▶ **Your task**
Return each line containing "角色的个性鲜明".

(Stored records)
--- START ---

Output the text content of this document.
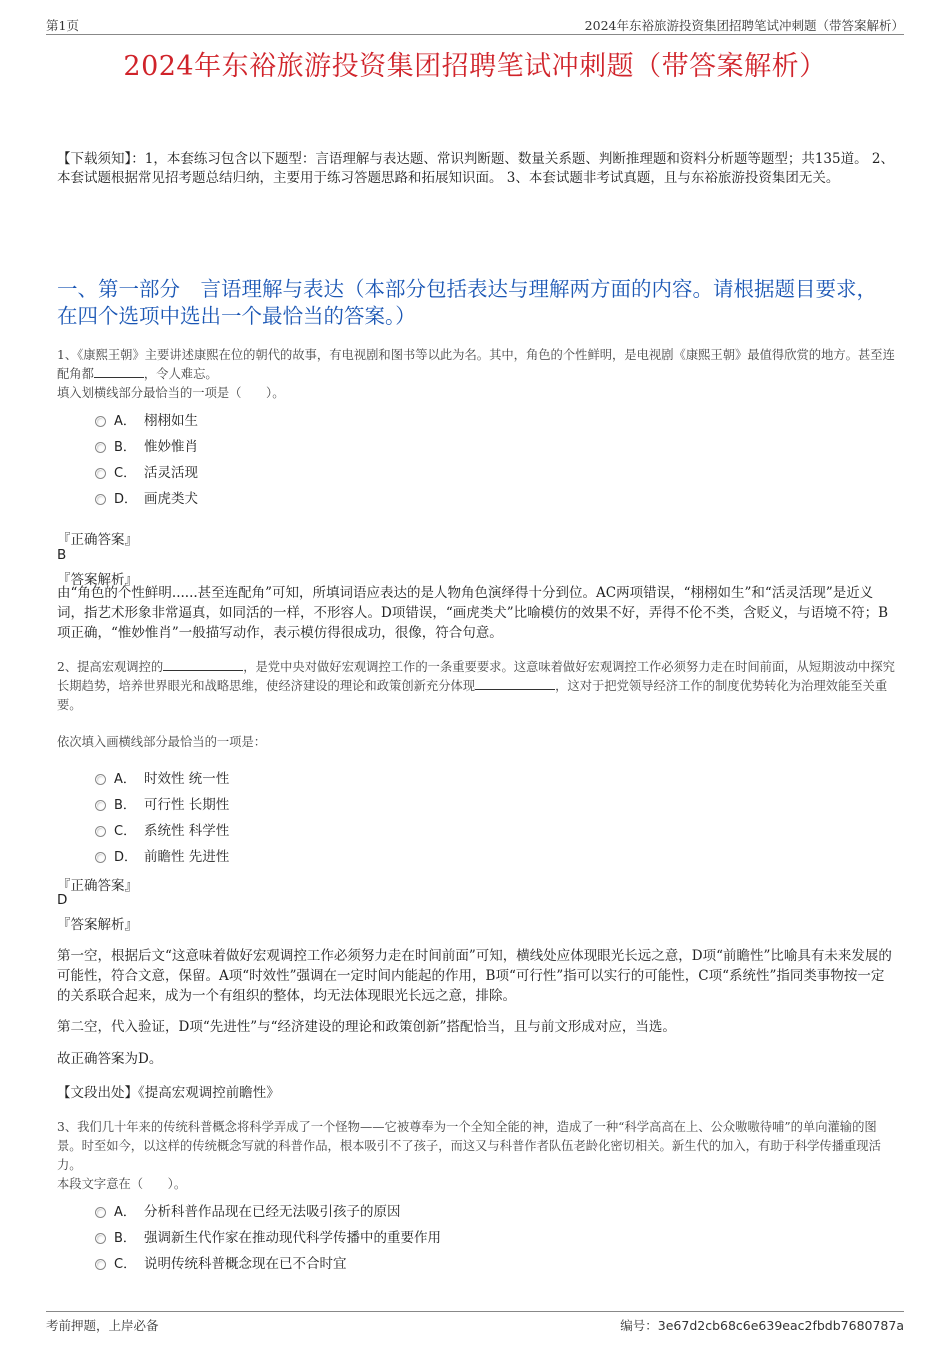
第1页	2024年东裕旅游投资集团招聘笔试冲刺题（带答案解析）
2024年东裕旅游投资集团招聘笔试冲刺题（带答案解析）
【下载须知】：1，本套练习包含以下题型：言语理解与表达题、常识判断题、数量关系题、判断推理题和资料分析题等题型；共135道。 2、本套试题根据常见招考题总结归纳，主要用于练习答题思路和拓展知识面。 3、本套试题非考试真题，且与东裕旅游投资集团无关。
一、第一部分　言语理解与表达（本部分包括表达与理解两方面的内容。请根据题目要求，在四个选项中选出一个最恰当的答案。）
1、《康熙王朝》主要讲述康熙在位的朝代的故事，有电视剧和图书等以此为名。其中，角色的个性鲜明，是电视剧《康熙王朝》最值得欣赏的地方。甚至连配角都	，令人难忘。
填入划横线部分最恰当的一项是（　　）。
A． 栩栩如生
B． 惟妙惟肖
C． 活灵活现
D． 画虎类犬
『正确答案』
B
『答案解析』
由“角色的个性鲜明......甚至连配角”可知，所填词语应表达的是人物角色演绎得十分到位。AC两项错误，“栩栩如生”和“活灵活现”是近义词，指艺术形象非常逼真，如同活的一样，不形容人。D项错误，“画虎类犬”比喻模仿的效果不好，弄得不伦不类，含贬义，与语境不符；B项正确，“惟妙惟肖”一般描写动作，表示模仿得很成功，很像，符合句意。
2、提高宏观调控的	，是党中央对做好宏观调控工作的一条重要要求。这意味着做好宏观调控工作必须努力走在时间前面，从短期波动中探究长期趋势，培养世界眼光和战略思维，使经济建设的理论和政策创新充分体现	，这对于把党领导经济工作的制度优势转化为治理效能至关重要。
依次填入画横线部分最恰当的一项是：
A． 时效性 统一性
B． 可行性 长期性
C． 系统性 科学性
D． 前瞻性 先进性
『正确答案』
D
『答案解析』
第一空，根据后文“这意味着做好宏观调控工作必须努力走在时间前面”可知，横线处应体现眼光长远之意，D项“前瞻性”比喻具有未来发展的可能性，符合文意，保留。A项“时效性”强调在一定时间内能起的作用，B项“可行性”指可以实行的可能性，C项“系统性”指同类事物按一定的关系联合起来，成为一个有组织的整体，均无法体现眼光长远之意，排除。
第二空，代入验证，D项“先进性”与“经济建设的理论和政策创新”搭配恰当，且与前文形成对应，当选。
故正确答案为D。
【文段出处】《提高宏观调控前瞻性》
3、我们几十年来的传统科普概念将科学弄成了一个怪物——它被尊奉为一个全知全能的神，造成了一种“科学高高在上、公众嗷嗷待哺”的单向灌输的图景。时至如今，以这样的传统概念写就的科普作品，根本吸引不了孩子，而这又与科普作者队伍老龄化密切相关。新生代的加入，有助于科学传播重现活力。
本段文字意在（　　）。
A． 分析科普作品现在已经无法吸引孩子的原因
B． 强调新生代作家在推动现代科学传播中的重要作用
C． 说明传统科普概念现在已不合时宜
考前押题，上岸必备	编号：3e67d2cb68c6e639eac2fbdb7680787a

--- END ---

▶ **Solved exercise**
1、《康熙王朝》主要讲述康熙在位的朝代的故事，有电视剧和图书等以此为名。其中，角色的个性鲜明，是电视剧《康熙王朝》最值得欣赏的地方。甚至连配角都	，令人难忘。
由“角色的个性鲜明......甚至连配角”可知，所填词语应表达的是人物角色演绎得十分到位。AC两项错误，“栩栩如生”和“活灵活现”是近义词，指艺术形象非常逼真，如同活的一样，不形容人。D项错误，“画虎类犬”比喻模仿的效果不好，弄得不伦不类，含贬义，与语境不符；B项正确，“惟妙惟肖”一般描写动作，表示模仿得很成功，很像，符合句意。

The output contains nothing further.